» Written exercise
Repeat each record below exactly as given.

## BEGIN Information given

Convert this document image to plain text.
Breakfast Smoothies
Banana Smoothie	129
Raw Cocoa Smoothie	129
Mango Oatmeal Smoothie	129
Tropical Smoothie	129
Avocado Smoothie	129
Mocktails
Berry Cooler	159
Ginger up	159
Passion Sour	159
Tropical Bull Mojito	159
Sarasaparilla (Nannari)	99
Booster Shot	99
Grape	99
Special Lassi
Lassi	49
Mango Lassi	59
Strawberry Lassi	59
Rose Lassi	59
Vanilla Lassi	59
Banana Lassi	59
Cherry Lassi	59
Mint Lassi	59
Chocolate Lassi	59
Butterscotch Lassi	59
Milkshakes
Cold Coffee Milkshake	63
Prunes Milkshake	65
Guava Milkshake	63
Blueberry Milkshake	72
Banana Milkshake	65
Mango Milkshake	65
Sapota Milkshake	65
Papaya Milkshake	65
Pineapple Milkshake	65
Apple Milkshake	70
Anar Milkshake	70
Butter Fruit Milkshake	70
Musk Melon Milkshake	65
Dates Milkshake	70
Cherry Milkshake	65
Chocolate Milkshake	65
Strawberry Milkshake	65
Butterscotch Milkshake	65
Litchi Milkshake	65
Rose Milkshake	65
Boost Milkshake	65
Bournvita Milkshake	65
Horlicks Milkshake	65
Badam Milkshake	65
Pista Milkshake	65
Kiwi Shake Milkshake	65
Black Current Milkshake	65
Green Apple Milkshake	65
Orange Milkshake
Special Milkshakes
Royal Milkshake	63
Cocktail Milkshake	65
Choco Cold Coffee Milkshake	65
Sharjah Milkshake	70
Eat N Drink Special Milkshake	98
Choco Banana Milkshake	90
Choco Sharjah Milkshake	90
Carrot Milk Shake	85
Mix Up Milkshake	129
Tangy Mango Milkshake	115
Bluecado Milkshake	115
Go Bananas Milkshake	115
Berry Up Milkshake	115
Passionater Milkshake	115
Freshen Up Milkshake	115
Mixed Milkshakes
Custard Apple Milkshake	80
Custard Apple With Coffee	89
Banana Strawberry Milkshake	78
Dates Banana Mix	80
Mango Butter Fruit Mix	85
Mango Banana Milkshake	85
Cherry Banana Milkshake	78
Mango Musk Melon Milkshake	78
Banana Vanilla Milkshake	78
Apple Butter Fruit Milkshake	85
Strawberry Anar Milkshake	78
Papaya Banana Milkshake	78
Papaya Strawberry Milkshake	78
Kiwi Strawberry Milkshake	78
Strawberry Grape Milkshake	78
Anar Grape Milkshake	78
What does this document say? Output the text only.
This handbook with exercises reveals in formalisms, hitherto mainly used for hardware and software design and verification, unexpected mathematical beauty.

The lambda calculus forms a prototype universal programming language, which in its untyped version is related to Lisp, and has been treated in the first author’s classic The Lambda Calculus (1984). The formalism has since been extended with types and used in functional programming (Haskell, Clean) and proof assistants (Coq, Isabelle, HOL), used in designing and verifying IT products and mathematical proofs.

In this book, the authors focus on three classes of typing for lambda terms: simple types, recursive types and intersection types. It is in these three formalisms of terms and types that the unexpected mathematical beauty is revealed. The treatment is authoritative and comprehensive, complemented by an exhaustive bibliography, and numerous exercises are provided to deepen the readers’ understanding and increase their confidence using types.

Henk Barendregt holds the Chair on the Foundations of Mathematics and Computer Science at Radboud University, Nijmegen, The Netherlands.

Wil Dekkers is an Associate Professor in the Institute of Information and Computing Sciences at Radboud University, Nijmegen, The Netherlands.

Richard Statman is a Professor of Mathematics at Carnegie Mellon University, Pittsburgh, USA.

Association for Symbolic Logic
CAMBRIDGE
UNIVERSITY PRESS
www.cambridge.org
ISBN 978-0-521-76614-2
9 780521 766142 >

## END Information given

» Reply to the task
Convert this document image to plain text.
Breakfast Smoothies
Banana Smoothie	129
Raw Cocoa Smoothie	129
Mango Oatmeal Smoothie	129
Tropical Smoothie	129
Avocado Smoothie	129
Mocktails
Berry Cooler	159
Ginger up	159
Passion Sour	159
Tropical Bull Mojito	159
Sarasaparilla (Nannari)	99
Booster Shot	99
Grape	99
Special Lassi
Lassi	49
Mango Lassi	59
Strawberry Lassi	59
Rose Lassi	59
Vanilla Lassi	59
Banana Lassi	59
Cherry Lassi	59
Mint Lassi	59
Chocolate Lassi	59
Butterscotch Lassi	59
Milkshakes
Cold Coffee Milkshake	63
Prunes Milkshake	65
Guava Milkshake	63
Blueberry Milkshake	72
Banana Milkshake	65
Mango Milkshake	65
Sapota Milkshake	65
Papaya Milkshake	65
Pineapple Milkshake	65
Apple Milkshake	70
Anar Milkshake	70
Butter Fruit Milkshake	70
Musk Melon Milkshake	65
Dates Milkshake	70
Cherry Milkshake	65
Chocolate Milkshake	65
Strawberry Milkshake	65
Butterscotch Milkshake	65
Litchi Milkshake	65
Rose Milkshake	65
Boost Milkshake	65
Bournvita Milkshake	65
Horlicks Milkshake	65
Badam Milkshake	65
Pista Milkshake	65
Kiwi Shake Milkshake	65
Black Current Milkshake	65
Green Apple Milkshake	65
Orange Milkshake
Special Milkshakes
Royal Milkshake	63
Cocktail Milkshake	65
Choco Cold Coffee Milkshake	65
Sharjah Milkshake	70
Eat N Drink Special Milkshake	98
Choco Banana Milkshake	90
Choco Sharjah Milkshake	90
Carrot Milk Shake	85
Mix Up Milkshake	129
Tangy Mango Milkshake	115
Bluecado Milkshake	115
Go Bananas Milkshake	115
Berry Up Milkshake	115
Passionater Milkshake	115
Freshen Up Milkshake	115
Mixed Milkshakes
Custard Apple Milkshake	80
Custard Apple With Coffee	89
Banana Strawberry Milkshake	78
Dates Banana Mix	80
Mango Butter Fruit Mix	85
Mango Banana Milkshake	85
Cherry Banana Milkshake	78
Mango Musk Melon Milkshake	78
Banana Vanilla Milkshake	78
Apple Butter Fruit Milkshake	85
Strawberry Anar Milkshake	78
Papaya Banana Milkshake	78
Papaya Strawberry Milkshake	78
Kiwi Strawberry Milkshake	78
Strawberry Grape Milkshake	78
Anar Grape Milkshake	78
What does this document say? Output the text only.
This handbook with exercises reveals in formalisms, hitherto mainly used for hardware and software design and verification, unexpected mathematical beauty.

The lambda calculus forms a prototype universal programming language, which in its untyped version is related to Lisp, and has been treated in the first author’s classic The Lambda Calculus (1984). The formalism has since been extended with types and used in functional programming (Haskell, Clean) and proof assistants (Coq, Isabelle, HOL), used in designing and verifying IT products and mathematical proofs.

In this book, the authors focus on three classes of typing for lambda terms: simple types, recursive types and intersection types. It is in these three formalisms of terms and types that the unexpected mathematical beauty is revealed. The treatment is authoritative and comprehensive, complemented by an exhaustive bibliography, and numerous exercises are provided to deepen the readers’ understanding and increase their confidence using types.

Henk Barendregt holds the Chair on the Foundations of Mathematics and Computer Science at Radboud University, Nijmegen, The Netherlands.

Wil Dekkers is an Associate Professor in the Institute of Information and Computing Sciences at Radboud University, Nijmegen, The Netherlands.

Richard Statman is a Professor of Mathematics at Carnegie Mellon University, Pittsburgh, USA.

Association for Symbolic Logic
CAMBRIDGE
UNIVERSITY PRESS
www.cambridge.org
ISBN 978-0-521-76614-2
9 780521 766142 >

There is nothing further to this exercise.